Answer with a single number: how many lines in the listing below include "Английский"?

========================

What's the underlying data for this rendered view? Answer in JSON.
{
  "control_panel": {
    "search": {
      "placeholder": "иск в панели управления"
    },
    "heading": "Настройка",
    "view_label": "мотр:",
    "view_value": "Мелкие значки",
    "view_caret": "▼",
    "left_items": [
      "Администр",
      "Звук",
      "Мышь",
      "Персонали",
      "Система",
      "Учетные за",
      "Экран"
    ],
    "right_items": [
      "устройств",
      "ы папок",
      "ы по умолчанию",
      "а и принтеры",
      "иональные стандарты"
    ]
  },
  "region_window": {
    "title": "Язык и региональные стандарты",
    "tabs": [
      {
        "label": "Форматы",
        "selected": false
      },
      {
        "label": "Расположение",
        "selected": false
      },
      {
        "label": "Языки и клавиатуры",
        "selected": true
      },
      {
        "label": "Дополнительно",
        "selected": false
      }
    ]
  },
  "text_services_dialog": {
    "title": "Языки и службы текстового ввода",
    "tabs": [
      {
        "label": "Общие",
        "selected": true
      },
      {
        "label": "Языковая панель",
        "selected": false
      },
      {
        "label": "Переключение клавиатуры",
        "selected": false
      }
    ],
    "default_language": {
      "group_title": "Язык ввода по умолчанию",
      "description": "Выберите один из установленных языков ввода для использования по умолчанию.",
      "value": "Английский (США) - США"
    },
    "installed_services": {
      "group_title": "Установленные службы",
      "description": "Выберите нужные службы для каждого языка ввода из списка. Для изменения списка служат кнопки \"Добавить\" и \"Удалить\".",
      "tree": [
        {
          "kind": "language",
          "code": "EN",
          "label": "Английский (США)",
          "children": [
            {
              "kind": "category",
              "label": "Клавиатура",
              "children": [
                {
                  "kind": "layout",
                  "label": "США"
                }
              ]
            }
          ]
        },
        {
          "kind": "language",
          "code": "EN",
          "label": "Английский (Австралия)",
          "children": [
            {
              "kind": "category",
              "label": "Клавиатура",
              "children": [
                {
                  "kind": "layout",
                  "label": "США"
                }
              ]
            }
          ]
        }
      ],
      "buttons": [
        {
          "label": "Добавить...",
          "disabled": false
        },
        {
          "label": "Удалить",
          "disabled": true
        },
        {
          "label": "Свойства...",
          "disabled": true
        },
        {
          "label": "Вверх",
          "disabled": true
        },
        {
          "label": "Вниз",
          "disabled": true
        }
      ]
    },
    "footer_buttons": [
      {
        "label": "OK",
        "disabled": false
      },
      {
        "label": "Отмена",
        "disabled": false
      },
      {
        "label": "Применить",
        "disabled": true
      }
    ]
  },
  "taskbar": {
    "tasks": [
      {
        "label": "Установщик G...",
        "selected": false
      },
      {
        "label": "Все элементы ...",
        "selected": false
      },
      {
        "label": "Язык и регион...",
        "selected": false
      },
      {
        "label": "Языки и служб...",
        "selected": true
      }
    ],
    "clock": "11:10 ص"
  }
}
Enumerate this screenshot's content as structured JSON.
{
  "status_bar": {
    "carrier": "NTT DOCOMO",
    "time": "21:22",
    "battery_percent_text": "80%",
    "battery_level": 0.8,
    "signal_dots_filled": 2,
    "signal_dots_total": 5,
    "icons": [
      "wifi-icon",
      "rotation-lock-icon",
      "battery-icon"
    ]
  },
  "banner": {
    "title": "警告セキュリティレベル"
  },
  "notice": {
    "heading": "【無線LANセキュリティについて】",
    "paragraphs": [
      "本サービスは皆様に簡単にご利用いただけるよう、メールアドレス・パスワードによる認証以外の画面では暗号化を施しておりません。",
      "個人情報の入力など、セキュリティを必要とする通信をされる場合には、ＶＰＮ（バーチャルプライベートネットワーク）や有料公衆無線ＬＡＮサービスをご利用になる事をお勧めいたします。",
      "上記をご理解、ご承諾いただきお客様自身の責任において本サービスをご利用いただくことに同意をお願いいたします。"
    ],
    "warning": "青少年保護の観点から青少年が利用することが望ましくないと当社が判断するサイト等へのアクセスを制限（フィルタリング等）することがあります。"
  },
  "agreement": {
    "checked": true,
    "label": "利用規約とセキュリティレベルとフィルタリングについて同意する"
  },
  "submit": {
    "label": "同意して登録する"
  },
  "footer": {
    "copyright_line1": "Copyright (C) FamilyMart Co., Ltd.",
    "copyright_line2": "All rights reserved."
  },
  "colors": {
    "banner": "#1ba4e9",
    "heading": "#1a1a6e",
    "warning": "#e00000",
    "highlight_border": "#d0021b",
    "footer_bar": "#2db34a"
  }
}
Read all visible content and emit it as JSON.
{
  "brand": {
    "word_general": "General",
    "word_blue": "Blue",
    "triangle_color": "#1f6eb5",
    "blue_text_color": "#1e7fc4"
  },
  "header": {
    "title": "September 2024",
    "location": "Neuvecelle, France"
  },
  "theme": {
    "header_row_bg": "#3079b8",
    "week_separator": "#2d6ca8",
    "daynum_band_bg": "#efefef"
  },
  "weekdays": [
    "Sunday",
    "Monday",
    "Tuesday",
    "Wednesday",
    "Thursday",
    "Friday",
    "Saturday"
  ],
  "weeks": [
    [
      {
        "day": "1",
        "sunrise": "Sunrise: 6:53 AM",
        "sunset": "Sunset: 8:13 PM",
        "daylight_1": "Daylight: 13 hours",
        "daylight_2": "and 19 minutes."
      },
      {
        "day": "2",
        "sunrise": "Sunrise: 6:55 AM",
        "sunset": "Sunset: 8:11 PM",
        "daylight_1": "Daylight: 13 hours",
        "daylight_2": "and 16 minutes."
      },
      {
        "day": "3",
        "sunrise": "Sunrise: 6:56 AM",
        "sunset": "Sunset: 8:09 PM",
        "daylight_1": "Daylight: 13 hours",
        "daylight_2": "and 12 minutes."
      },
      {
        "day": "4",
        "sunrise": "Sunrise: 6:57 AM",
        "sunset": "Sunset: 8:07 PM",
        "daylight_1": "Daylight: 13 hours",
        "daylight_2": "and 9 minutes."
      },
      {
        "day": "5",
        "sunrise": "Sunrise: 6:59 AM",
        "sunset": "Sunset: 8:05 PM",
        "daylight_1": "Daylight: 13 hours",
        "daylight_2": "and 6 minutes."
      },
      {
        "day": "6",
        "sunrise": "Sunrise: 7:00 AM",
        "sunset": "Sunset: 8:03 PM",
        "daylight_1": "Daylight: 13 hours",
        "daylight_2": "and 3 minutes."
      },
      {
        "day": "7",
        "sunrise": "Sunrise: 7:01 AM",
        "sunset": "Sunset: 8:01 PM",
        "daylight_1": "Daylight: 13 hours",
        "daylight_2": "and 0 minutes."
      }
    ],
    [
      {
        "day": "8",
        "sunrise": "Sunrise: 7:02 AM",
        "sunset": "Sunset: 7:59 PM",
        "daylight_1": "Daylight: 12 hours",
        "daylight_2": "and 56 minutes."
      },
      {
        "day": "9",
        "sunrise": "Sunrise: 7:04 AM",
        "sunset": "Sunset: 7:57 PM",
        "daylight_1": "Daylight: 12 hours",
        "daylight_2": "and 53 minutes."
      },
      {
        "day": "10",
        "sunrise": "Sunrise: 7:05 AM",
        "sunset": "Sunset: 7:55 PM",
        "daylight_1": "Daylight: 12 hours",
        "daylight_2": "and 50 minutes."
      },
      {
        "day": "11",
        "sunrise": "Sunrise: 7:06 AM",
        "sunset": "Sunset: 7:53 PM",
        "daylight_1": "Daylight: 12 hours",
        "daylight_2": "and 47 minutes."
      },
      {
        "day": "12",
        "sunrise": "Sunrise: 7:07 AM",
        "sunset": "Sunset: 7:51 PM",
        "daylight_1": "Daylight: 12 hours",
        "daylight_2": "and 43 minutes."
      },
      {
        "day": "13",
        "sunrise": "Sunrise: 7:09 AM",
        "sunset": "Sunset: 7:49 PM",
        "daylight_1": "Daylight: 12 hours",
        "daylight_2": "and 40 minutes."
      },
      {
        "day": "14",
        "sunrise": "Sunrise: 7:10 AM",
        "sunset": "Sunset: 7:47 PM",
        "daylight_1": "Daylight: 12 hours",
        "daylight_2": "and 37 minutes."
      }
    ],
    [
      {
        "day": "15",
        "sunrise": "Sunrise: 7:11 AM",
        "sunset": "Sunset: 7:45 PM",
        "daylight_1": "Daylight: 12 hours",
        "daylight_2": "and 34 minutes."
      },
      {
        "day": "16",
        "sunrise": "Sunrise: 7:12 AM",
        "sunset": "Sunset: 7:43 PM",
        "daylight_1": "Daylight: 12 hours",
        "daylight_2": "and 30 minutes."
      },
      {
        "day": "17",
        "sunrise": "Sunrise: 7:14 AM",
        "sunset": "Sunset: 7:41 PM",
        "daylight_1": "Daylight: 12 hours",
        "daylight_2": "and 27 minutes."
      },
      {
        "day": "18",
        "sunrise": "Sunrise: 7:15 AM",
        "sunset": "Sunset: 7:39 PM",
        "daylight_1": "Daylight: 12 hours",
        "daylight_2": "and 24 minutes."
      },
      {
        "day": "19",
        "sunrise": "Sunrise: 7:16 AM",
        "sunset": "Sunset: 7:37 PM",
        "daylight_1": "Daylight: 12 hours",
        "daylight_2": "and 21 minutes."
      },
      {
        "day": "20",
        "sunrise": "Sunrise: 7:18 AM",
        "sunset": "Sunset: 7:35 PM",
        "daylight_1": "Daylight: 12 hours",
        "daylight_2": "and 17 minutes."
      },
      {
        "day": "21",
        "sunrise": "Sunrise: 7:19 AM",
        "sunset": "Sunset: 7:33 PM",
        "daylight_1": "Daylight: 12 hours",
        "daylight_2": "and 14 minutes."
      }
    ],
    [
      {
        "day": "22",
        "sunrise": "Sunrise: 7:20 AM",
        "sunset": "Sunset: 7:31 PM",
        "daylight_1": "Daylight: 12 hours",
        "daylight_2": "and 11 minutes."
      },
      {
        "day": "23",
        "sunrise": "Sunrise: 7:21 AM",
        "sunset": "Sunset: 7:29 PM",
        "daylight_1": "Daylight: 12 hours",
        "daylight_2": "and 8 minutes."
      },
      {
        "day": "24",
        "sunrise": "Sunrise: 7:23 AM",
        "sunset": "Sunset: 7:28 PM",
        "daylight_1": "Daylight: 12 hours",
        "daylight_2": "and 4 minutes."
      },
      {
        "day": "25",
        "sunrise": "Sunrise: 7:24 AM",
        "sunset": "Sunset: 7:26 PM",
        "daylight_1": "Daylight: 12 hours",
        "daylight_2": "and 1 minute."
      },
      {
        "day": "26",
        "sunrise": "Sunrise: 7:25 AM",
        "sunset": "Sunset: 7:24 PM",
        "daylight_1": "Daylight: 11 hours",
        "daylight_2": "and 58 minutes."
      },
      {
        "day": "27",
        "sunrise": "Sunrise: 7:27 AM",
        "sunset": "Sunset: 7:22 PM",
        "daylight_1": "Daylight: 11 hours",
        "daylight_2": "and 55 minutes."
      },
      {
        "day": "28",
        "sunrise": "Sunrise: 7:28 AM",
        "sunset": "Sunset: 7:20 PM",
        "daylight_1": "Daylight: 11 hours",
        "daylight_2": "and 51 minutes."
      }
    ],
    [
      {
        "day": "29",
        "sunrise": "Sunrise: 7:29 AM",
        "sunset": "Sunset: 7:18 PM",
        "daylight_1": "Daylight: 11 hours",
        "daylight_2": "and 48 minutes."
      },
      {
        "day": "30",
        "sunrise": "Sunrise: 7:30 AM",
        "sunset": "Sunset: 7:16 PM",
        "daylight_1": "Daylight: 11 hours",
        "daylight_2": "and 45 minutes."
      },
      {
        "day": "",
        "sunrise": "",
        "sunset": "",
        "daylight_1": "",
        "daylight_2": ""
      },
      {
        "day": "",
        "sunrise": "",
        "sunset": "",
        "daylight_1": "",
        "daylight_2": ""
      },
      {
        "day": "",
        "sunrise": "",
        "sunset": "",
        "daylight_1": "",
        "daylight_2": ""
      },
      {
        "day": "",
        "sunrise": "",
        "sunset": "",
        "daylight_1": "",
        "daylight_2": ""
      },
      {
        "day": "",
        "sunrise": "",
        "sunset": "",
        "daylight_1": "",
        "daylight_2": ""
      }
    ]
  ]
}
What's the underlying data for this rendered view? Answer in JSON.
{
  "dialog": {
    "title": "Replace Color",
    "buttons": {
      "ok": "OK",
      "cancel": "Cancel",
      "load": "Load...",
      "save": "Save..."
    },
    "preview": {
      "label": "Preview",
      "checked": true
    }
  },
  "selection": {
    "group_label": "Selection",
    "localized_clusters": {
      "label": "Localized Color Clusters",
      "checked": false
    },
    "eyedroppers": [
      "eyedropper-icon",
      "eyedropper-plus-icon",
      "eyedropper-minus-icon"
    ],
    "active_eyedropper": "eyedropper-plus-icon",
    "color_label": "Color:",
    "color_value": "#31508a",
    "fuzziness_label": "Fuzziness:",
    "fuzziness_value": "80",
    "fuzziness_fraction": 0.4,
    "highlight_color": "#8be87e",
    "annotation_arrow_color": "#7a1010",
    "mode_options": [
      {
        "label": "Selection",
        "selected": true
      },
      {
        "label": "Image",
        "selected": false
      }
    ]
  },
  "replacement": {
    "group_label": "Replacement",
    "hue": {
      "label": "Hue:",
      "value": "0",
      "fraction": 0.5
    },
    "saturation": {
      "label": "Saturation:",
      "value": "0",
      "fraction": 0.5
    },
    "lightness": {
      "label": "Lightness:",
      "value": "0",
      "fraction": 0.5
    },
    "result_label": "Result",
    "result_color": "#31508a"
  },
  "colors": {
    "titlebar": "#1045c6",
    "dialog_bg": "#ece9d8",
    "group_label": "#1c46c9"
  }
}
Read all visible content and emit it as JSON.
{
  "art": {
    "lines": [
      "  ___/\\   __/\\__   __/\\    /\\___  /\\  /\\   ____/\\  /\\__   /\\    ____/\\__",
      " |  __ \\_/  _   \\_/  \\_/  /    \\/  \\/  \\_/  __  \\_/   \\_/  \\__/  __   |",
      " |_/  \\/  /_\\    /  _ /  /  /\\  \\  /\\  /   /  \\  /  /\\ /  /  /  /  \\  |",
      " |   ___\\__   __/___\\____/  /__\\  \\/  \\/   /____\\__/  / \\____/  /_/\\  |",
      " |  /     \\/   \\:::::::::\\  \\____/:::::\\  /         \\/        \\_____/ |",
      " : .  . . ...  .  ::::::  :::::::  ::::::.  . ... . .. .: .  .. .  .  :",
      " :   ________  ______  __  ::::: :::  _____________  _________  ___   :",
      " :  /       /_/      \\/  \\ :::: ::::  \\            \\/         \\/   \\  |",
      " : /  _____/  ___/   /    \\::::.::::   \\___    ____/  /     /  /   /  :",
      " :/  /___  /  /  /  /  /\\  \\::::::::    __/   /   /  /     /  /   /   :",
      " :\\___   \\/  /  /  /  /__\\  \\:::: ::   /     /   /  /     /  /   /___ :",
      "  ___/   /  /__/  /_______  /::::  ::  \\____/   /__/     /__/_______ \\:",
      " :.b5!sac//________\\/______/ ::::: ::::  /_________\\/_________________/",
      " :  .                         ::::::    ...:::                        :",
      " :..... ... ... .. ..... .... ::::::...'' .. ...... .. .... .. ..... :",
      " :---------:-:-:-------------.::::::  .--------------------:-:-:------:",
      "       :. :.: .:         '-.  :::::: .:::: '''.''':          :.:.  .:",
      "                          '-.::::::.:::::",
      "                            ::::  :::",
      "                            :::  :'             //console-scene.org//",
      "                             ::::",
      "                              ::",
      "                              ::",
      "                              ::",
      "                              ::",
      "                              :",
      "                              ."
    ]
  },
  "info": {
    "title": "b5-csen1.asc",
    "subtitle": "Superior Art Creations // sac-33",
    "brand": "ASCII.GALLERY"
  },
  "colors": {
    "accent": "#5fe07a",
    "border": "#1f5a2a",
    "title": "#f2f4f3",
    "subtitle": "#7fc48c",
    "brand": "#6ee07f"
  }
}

========================

# [Result of this task]
3